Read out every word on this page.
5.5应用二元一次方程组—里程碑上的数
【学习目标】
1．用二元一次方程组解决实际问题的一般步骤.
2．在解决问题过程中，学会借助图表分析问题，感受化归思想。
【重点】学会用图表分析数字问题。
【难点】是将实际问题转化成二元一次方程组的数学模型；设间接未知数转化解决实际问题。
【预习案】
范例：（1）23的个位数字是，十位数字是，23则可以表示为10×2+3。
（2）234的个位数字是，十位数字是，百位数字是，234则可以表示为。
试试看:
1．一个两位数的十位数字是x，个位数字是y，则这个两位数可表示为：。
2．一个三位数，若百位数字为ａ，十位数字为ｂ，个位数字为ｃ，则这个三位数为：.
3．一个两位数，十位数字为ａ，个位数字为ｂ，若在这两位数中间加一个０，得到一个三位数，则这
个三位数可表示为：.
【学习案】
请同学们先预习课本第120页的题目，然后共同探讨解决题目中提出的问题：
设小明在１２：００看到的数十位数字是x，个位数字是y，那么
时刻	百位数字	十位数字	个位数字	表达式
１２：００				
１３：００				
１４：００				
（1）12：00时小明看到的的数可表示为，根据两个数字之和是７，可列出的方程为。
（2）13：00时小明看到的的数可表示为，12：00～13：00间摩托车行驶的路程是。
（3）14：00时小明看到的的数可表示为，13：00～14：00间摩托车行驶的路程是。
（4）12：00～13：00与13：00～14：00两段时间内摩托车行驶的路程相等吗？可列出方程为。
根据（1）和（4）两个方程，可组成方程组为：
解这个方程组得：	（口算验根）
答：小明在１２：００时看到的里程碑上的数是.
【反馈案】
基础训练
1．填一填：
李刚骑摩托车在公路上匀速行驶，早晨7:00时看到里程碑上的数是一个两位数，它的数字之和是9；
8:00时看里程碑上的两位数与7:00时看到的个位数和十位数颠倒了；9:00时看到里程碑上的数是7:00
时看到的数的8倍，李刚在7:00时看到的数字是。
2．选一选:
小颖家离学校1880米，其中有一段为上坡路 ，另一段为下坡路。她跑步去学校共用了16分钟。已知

════

Reproduce the entries above in full by retyping them exactly.

Read out every word on this page.
5.5应用二元一次方程组—里程碑上的数
【学习目标】
1．用二元一次方程组解决实际问题的一般步骤.
2．在解决问题过程中，学会借助图表分析问题，感受化归思想。
【重点】学会用图表分析数字问题。
【难点】是将实际问题转化成二元一次方程组的数学模型；设间接未知数转化解决实际问题。
【预习案】
范例：（1）23的个位数字是，十位数字是，23则可以表示为10×2+3。
（2）234的个位数字是，十位数字是，百位数字是，234则可以表示为。
试试看:
1．一个两位数的十位数字是x，个位数字是y，则这个两位数可表示为：。
2．一个三位数，若百位数字为ａ，十位数字为ｂ，个位数字为ｃ，则这个三位数为：.
3．一个两位数，十位数字为ａ，个位数字为ｂ，若在这两位数中间加一个０，得到一个三位数，则这
个三位数可表示为：.
【学习案】
请同学们先预习课本第120页的题目，然后共同探讨解决题目中提出的问题：
设小明在１２：００看到的数十位数字是x，个位数字是y，那么
时刻	百位数字	十位数字	个位数字	表达式
１２：００				
１３：００				
１４：００				
（1）12：00时小明看到的的数可表示为，根据两个数字之和是７，可列出的方程为。
（2）13：00时小明看到的的数可表示为，12：00～13：00间摩托车行驶的路程是。
（3）14：00时小明看到的的数可表示为，13：00～14：00间摩托车行驶的路程是。
（4）12：00～13：00与13：00～14：00两段时间内摩托车行驶的路程相等吗？可列出方程为。
根据（1）和（4）两个方程，可组成方程组为：
解这个方程组得：	（口算验根）
答：小明在１２：００时看到的里程碑上的数是.
【反馈案】
基础训练
1．填一填：
李刚骑摩托车在公路上匀速行驶，早晨7:00时看到里程碑上的数是一个两位数，它的数字之和是9；
8:00时看里程碑上的两位数与7:00时看到的个位数和十位数颠倒了；9:00时看到里程碑上的数是7:00
时看到的数的8倍，李刚在7:00时看到的数字是。
2．选一选:
小颖家离学校1880米，其中有一段为上坡路 ，另一段为下坡路。她跑步去学校共用了16分钟。已知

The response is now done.